■ Transcribed page data ■
---*---
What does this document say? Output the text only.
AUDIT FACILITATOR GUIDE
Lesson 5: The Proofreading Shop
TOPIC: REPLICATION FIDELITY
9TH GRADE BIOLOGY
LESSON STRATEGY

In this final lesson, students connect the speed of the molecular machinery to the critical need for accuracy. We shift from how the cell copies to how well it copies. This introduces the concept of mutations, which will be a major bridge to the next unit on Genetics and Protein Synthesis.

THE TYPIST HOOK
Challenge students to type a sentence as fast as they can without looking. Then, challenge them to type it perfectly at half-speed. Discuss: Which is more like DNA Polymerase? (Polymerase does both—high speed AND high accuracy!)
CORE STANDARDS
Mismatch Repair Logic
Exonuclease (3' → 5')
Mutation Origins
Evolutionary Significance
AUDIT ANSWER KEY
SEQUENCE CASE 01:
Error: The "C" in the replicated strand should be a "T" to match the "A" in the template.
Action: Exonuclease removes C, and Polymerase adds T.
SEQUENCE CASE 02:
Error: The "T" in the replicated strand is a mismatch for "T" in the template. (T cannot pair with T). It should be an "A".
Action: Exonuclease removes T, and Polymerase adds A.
---*---
■ Exercise ■
Select and copy every line from the records that includes the word "adds".

■ Task response ■
Action: Exonuclease removes C, and Polymerase adds T.
Action: Exonuclease removes T, and Polymerase adds A.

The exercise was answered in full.